# Exercise:
Restate the complete material exactly.

# Figure record extracts:
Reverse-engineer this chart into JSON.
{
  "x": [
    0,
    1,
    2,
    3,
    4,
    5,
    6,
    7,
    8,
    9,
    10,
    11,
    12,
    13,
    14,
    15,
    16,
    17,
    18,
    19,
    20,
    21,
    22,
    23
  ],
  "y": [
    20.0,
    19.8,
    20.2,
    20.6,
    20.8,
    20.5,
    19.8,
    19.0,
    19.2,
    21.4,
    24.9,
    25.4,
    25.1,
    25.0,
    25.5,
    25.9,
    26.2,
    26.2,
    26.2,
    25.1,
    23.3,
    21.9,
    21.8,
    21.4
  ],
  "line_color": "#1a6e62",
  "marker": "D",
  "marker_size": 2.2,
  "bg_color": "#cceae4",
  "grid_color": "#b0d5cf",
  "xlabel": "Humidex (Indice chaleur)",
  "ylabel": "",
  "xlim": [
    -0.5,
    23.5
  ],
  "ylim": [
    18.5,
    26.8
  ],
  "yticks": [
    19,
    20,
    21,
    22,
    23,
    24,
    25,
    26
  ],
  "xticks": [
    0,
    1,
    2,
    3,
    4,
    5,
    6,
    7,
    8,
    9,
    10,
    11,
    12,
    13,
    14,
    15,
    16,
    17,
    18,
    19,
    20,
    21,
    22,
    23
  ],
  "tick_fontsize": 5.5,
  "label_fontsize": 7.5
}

# Solution to the problem:
Reverse-engineer this chart into JSON.
{
  "x": [
    0,
    1,
    2,
    3,
    4,
    5,
    6,
    7,
    8,
    9,
    10,
    11,
    12,
    13,
    14,
    15,
    16,
    17,
    18,
    19,
    20,
    21,
    22,
    23
  ],
  "y": [
    20.0,
    19.8,
    20.2,
    20.6,
    20.8,
    20.5,
    19.8,
    19.0,
    19.2,
    21.4,
    24.9,
    25.4,
    25.1,
    25.0,
    25.5,
    25.9,
    26.2,
    26.2,
    26.2,
    25.1,
    23.3,
    21.9,
    21.8,
    21.4
  ],
  "line_color": "#1a6e62",
  "marker": "D",
  "marker_size": 2.2,
  "bg_color": "#cceae4",
  "grid_color": "#b0d5cf",
  "xlabel": "Humidex (Indice chaleur)",
  "ylabel": "",
  "xlim": [
    -0.5,
    23.5
  ],
  "ylim": [
    18.5,
    26.8
  ],
  "yticks": [
    19,
    20,
    21,
    22,
    23,
    24,
    25,
    26
  ],
  "xticks": [
    0,
    1,
    2,
    3,
    4,
    5,
    6,
    7,
    8,
    9,
    10,
    11,
    12,
    13,
    14,
    15,
    16,
    17,
    18,
    19,
    20,
    21,
    22,
    23
  ],
  "tick_fontsize": 5.5,
  "label_fontsize": 7.5
}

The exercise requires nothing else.